## Task inputs
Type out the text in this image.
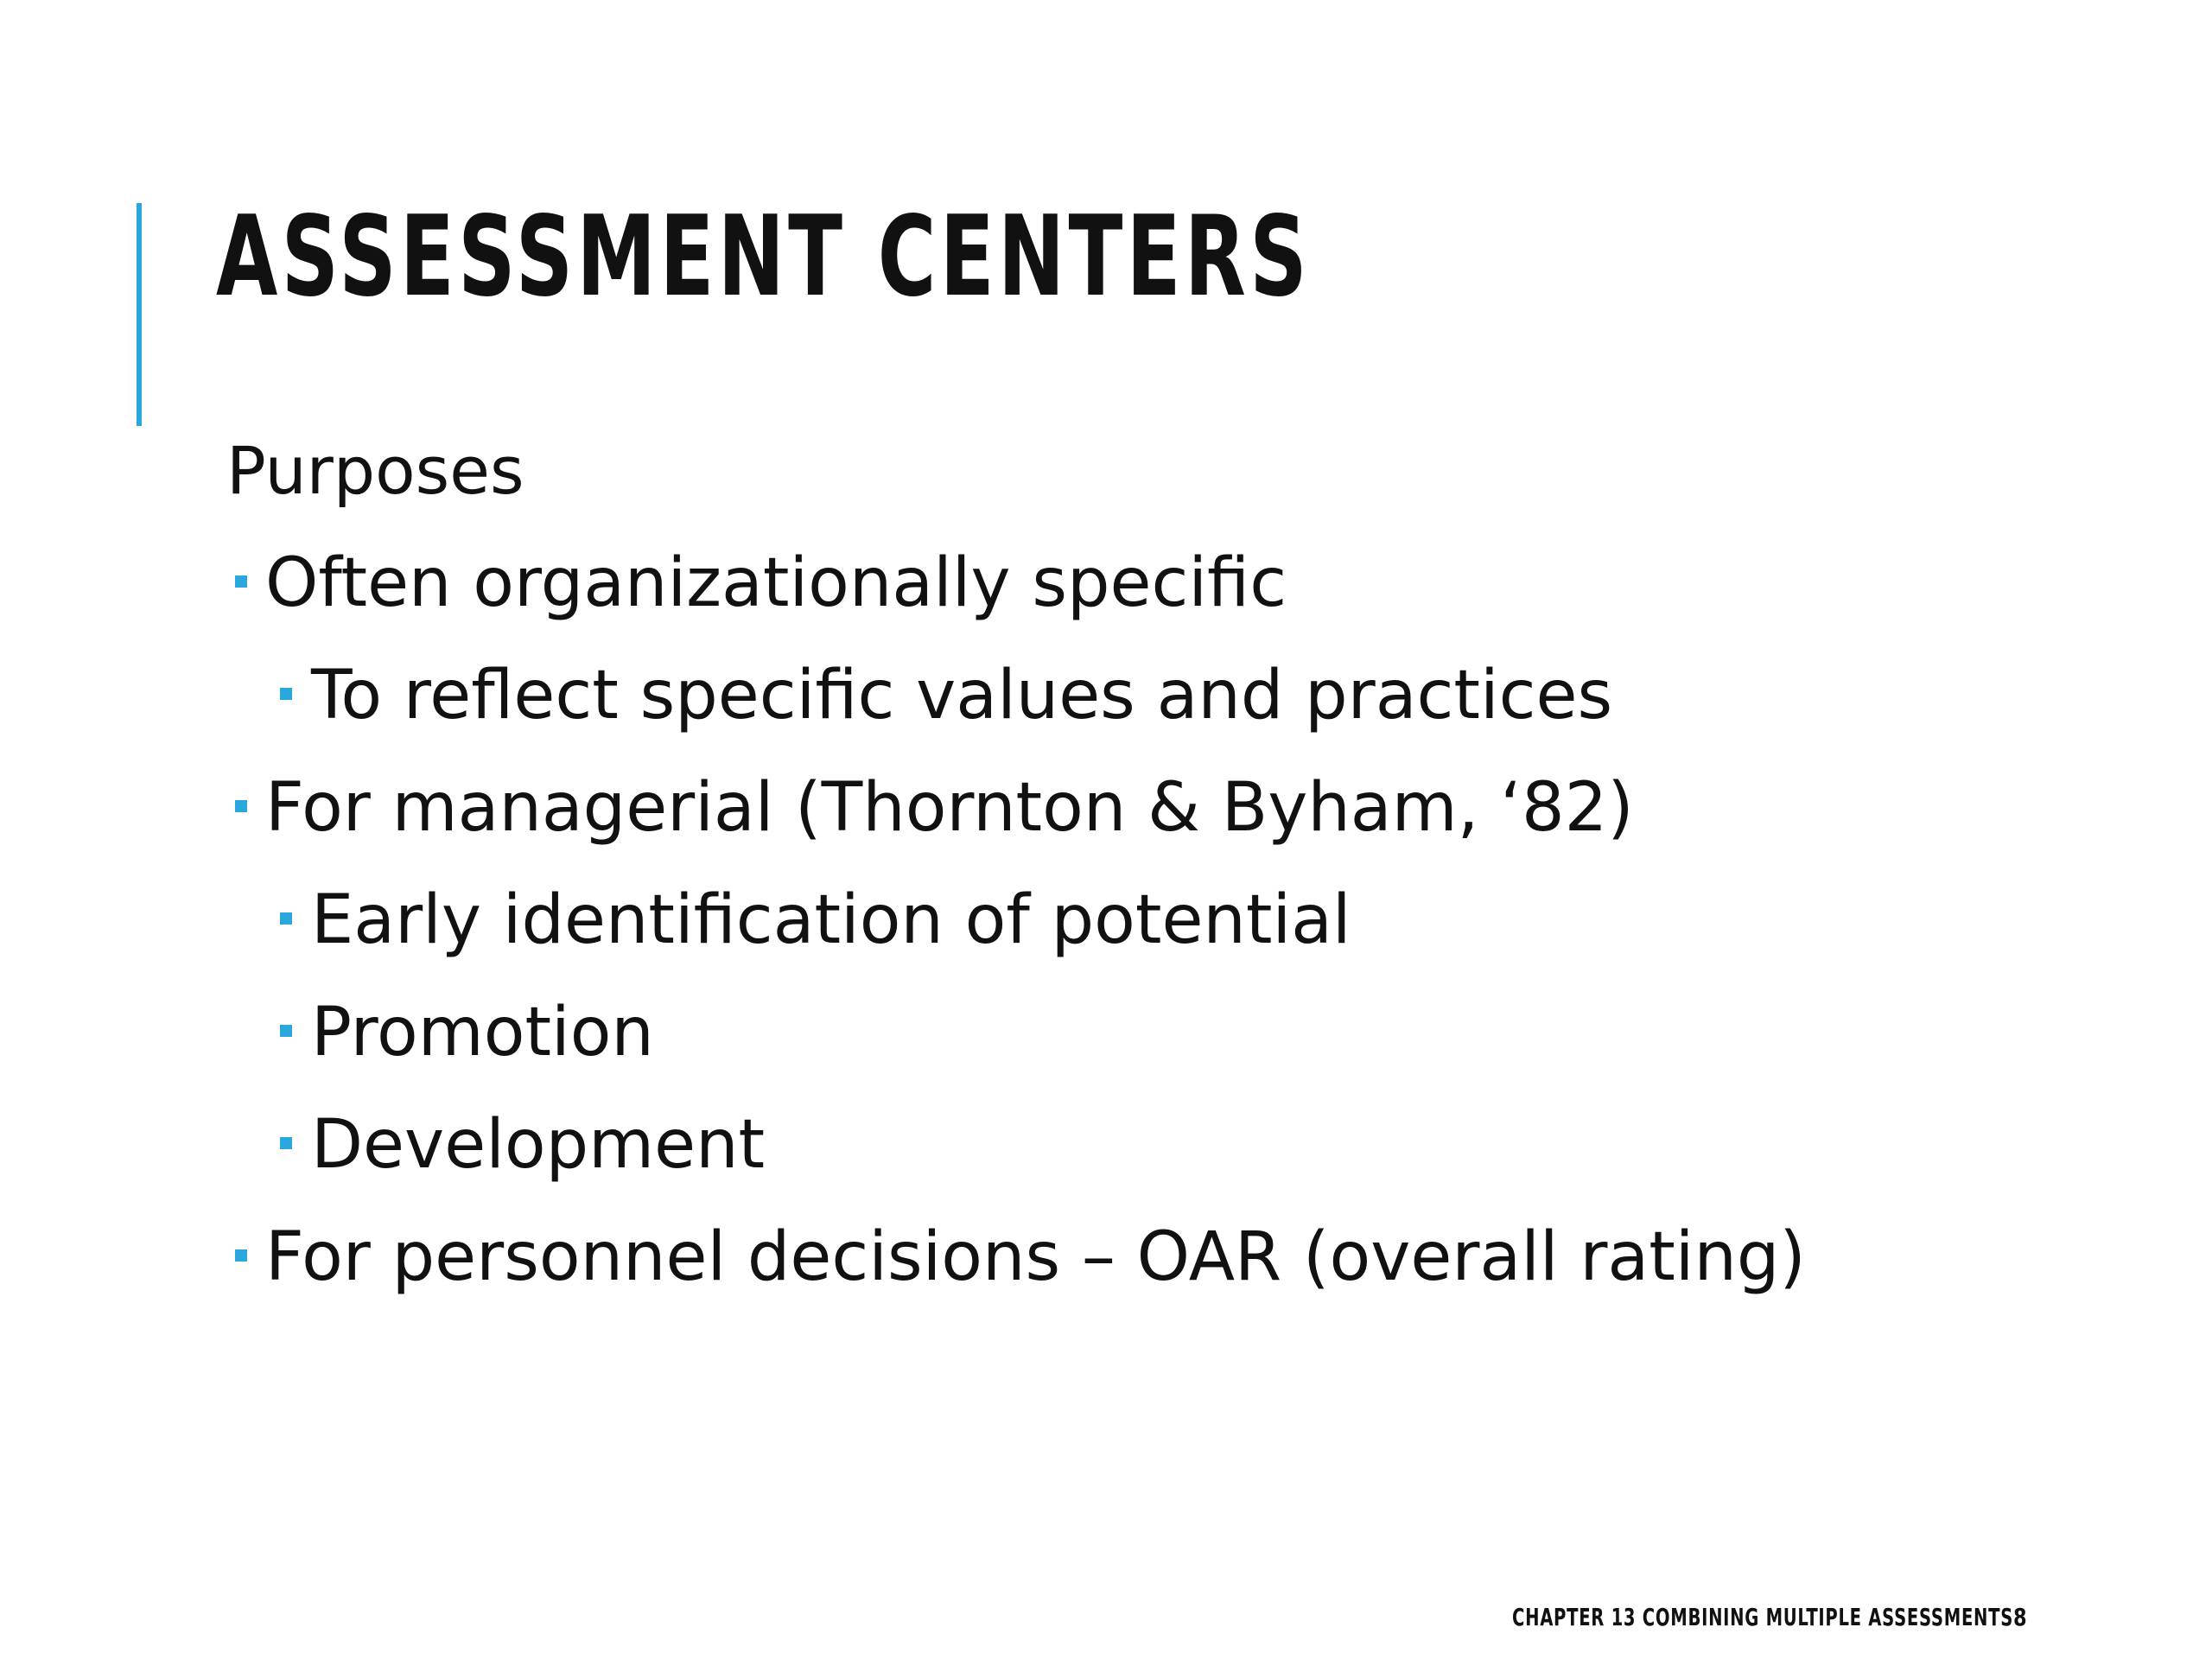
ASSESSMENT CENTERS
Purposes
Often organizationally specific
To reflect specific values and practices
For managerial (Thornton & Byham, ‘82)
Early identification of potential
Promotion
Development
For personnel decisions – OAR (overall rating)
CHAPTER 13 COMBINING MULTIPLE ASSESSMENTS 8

* * *

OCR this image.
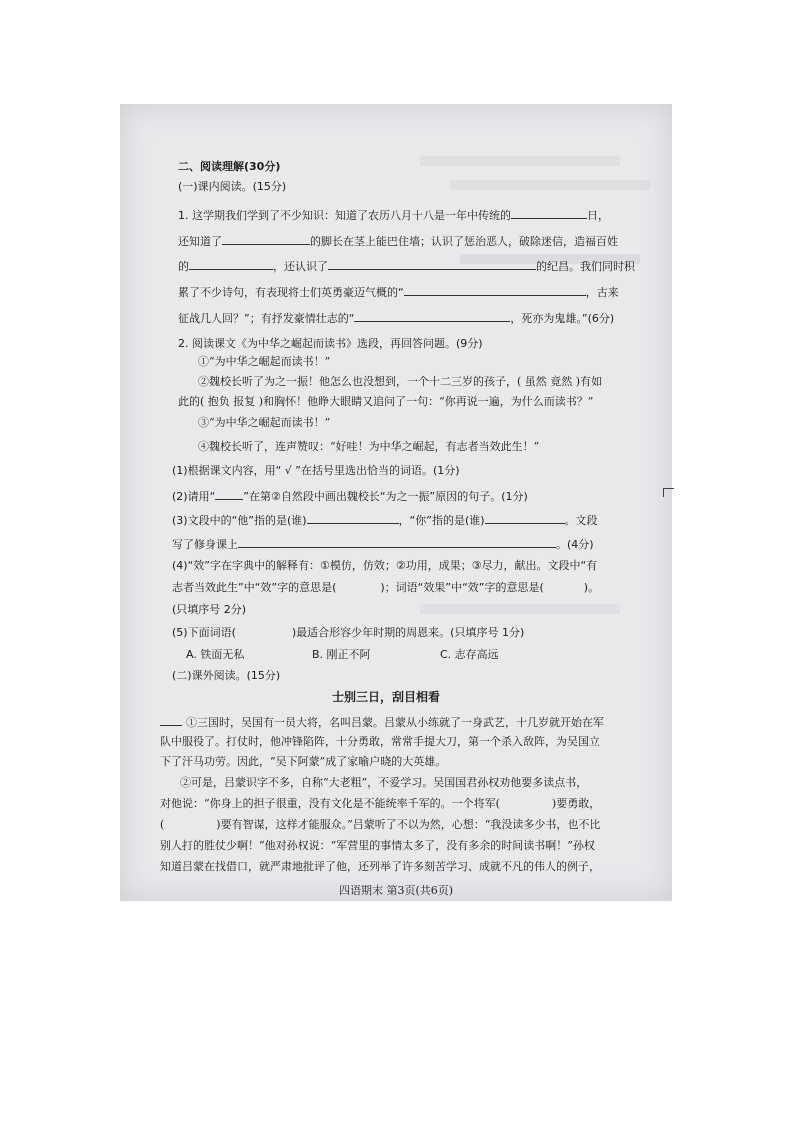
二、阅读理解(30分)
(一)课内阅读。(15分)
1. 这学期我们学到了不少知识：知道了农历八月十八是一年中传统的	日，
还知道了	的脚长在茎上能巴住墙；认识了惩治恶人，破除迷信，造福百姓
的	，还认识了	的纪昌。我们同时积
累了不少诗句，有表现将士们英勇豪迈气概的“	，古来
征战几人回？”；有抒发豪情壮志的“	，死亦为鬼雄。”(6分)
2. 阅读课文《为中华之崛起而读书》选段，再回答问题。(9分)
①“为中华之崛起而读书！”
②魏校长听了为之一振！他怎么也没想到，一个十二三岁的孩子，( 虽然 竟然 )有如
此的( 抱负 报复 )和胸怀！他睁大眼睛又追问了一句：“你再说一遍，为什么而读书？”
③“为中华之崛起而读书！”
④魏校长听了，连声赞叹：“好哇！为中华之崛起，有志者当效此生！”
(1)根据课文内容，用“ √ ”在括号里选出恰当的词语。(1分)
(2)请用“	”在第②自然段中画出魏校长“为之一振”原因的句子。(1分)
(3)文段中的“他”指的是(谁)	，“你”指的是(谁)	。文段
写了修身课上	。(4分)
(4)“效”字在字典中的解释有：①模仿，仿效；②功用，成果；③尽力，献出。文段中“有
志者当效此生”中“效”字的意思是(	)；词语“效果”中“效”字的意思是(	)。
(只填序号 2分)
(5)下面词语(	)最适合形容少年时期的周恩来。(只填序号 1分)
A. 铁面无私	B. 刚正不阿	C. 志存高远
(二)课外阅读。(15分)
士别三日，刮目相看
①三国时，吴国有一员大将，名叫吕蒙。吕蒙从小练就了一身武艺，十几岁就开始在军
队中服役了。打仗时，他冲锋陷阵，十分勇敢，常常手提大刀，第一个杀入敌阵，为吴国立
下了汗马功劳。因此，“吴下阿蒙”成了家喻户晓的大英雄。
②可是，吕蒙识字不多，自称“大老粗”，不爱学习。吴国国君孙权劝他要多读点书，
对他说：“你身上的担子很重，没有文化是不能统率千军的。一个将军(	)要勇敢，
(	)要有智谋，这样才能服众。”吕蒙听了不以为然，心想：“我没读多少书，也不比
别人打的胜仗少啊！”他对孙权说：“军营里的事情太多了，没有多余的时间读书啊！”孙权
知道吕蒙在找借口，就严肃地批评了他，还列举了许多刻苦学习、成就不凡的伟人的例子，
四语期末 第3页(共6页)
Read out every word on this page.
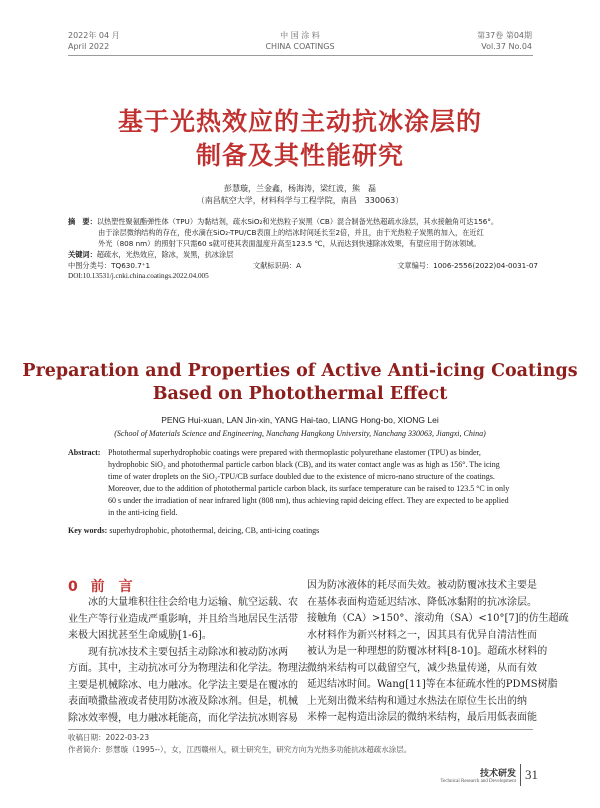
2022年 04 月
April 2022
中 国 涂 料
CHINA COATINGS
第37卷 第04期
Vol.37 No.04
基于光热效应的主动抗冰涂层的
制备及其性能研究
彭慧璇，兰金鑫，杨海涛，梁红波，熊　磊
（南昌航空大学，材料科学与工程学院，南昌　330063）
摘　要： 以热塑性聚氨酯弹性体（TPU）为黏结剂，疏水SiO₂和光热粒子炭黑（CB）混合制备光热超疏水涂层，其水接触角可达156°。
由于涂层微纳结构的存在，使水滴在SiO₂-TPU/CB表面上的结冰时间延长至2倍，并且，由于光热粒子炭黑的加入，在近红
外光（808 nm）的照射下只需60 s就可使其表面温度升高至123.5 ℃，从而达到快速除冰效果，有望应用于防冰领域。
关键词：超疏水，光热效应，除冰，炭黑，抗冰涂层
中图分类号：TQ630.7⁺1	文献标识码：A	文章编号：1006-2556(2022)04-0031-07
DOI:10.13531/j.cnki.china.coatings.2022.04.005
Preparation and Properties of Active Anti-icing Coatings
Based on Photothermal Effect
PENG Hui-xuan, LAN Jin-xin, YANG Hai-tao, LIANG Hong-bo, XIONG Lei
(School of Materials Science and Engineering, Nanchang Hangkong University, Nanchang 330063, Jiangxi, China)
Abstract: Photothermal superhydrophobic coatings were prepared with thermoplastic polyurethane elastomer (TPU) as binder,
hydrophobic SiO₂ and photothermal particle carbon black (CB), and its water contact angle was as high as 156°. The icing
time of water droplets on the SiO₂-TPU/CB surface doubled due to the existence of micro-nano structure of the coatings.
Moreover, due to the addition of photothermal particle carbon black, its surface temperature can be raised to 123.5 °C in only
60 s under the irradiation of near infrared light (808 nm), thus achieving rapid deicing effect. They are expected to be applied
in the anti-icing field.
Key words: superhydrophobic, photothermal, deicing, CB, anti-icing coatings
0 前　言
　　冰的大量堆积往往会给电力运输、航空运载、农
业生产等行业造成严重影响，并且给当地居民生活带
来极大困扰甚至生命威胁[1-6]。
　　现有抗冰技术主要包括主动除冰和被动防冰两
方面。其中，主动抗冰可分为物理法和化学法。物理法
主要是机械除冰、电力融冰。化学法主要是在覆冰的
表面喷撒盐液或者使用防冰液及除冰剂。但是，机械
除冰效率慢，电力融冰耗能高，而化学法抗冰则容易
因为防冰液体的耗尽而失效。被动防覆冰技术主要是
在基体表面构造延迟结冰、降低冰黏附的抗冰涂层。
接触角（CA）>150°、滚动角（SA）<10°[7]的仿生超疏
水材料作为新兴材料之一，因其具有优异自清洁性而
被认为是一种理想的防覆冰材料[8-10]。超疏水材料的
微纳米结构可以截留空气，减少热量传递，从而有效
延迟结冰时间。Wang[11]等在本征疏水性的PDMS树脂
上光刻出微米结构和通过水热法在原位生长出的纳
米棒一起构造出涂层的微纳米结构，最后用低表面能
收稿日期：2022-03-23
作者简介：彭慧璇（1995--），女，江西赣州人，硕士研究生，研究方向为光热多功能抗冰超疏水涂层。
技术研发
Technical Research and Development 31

## Written problem
Check each line of the entries above for the word "black". List the ones that have it.

## Task response
hydrophobic SiO₂ and photothermal particle carbon black (CB), and its water contact angle was as high as 156°. The icing
Moreover, due to the addition of photothermal particle carbon black, its surface temperature can be raised to 123.5 °C in only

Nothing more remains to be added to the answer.